▸ Job
Only a number is wanted: how many lines in the records below contain "their"?

▸ Dataset records
■ ■ ■ ■ ■ ■ ■

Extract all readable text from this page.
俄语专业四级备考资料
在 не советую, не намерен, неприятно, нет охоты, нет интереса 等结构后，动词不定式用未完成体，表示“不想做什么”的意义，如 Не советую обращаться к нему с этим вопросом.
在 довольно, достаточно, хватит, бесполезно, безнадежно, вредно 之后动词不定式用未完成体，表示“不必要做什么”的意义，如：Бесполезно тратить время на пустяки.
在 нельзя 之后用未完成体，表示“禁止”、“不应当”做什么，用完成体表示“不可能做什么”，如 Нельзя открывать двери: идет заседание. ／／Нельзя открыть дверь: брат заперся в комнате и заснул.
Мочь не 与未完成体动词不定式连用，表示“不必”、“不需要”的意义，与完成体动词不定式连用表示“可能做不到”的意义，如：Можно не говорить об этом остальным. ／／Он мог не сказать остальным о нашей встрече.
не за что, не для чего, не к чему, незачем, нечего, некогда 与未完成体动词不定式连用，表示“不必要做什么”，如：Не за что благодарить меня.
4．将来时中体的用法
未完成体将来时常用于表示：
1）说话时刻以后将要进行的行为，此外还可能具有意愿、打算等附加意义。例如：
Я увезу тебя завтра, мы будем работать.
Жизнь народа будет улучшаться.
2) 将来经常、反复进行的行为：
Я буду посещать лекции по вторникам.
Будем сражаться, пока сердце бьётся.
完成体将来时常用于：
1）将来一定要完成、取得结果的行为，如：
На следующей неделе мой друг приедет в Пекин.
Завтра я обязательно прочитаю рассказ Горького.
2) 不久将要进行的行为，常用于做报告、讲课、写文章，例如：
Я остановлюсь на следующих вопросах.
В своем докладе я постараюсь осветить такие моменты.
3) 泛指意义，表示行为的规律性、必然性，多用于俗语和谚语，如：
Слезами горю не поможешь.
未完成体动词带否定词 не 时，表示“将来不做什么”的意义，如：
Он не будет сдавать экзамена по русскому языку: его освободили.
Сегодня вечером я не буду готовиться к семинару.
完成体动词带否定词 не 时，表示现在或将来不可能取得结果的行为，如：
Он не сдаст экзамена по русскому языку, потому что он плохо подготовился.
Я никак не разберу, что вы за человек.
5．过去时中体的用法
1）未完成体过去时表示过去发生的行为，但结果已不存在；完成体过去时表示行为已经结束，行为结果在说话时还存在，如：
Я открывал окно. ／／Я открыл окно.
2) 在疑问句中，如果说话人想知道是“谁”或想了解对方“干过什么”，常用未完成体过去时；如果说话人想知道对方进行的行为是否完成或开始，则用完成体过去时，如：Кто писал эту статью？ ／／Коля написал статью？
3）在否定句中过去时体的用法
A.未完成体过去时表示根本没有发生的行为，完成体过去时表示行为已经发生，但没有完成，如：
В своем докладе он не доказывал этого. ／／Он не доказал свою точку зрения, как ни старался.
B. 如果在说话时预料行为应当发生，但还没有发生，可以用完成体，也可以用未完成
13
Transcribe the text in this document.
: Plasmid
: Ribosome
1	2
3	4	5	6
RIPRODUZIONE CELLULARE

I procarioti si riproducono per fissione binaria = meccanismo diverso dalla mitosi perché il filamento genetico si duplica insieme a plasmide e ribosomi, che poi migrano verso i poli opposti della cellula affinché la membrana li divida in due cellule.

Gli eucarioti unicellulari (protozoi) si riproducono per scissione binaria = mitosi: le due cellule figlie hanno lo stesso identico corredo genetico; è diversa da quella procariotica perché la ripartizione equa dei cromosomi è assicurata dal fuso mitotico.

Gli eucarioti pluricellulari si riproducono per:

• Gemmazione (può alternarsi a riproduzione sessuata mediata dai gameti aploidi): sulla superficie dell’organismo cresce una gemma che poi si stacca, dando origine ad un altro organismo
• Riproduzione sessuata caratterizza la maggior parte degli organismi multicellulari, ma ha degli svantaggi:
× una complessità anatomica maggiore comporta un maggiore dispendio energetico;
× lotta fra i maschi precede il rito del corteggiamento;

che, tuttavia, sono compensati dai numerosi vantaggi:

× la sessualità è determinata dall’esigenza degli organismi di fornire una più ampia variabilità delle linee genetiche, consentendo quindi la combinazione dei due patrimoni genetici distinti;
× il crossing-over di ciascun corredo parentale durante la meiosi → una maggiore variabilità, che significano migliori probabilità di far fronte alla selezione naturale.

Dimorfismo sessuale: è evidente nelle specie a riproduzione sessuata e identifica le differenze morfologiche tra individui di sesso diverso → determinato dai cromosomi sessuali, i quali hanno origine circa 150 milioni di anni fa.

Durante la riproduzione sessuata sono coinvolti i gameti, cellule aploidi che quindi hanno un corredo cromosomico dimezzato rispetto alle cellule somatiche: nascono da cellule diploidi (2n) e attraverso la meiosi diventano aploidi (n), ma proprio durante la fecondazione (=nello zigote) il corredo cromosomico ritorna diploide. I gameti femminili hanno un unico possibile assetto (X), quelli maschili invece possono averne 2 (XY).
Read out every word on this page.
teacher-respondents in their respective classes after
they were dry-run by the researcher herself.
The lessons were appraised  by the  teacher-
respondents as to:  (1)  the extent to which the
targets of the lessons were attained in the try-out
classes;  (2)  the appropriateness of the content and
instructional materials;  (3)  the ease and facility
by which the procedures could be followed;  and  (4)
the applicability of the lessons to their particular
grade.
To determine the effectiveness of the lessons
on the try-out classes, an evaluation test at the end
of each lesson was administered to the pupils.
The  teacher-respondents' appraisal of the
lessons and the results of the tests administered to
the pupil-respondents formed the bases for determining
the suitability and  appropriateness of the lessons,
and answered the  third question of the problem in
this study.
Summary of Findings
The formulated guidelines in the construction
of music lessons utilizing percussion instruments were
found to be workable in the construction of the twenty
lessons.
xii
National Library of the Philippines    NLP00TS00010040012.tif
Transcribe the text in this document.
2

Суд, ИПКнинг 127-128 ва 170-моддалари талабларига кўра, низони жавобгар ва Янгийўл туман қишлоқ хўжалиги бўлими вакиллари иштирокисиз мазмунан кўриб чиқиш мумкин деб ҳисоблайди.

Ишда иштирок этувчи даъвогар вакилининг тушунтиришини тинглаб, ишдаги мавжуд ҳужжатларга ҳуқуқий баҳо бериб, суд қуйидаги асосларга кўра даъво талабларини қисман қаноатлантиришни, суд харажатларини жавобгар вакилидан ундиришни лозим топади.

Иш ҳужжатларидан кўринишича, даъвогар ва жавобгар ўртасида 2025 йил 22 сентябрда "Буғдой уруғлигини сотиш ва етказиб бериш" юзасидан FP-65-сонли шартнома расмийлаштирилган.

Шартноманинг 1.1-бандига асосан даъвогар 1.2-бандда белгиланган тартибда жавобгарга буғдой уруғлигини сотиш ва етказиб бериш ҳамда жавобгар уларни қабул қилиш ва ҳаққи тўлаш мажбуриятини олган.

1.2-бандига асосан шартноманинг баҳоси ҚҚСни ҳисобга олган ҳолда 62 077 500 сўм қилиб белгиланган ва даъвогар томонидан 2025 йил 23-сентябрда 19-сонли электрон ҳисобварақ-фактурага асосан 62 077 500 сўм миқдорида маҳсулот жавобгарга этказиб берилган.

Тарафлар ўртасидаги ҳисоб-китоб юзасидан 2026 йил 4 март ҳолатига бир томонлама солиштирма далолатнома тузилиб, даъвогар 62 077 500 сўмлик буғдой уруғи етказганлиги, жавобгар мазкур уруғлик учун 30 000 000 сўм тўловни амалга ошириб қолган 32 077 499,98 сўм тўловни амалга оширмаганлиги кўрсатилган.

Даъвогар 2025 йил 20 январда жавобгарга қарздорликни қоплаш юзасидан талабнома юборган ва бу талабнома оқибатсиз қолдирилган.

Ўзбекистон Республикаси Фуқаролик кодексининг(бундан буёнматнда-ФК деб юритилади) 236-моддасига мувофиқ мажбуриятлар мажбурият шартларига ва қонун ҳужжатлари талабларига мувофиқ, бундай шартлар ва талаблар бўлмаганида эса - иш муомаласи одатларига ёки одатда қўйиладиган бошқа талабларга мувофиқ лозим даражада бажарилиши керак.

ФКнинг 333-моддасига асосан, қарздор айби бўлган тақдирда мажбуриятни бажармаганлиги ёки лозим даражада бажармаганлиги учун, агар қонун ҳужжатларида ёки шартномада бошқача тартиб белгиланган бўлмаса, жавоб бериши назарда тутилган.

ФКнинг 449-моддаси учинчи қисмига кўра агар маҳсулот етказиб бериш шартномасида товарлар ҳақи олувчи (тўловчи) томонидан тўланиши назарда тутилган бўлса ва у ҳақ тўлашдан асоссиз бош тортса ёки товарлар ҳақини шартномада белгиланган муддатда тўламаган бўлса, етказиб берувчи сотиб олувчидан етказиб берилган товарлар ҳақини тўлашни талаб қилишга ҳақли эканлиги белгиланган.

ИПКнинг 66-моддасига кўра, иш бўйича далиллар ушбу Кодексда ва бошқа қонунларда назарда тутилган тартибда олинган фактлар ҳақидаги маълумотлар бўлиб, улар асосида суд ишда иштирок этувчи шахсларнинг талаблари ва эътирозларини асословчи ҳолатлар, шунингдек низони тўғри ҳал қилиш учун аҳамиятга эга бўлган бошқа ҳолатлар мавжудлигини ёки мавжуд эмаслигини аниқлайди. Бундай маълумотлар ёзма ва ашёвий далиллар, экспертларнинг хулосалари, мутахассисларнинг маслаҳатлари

■ ■ ■ ■ ■ ■ ■

▸ Expected output
2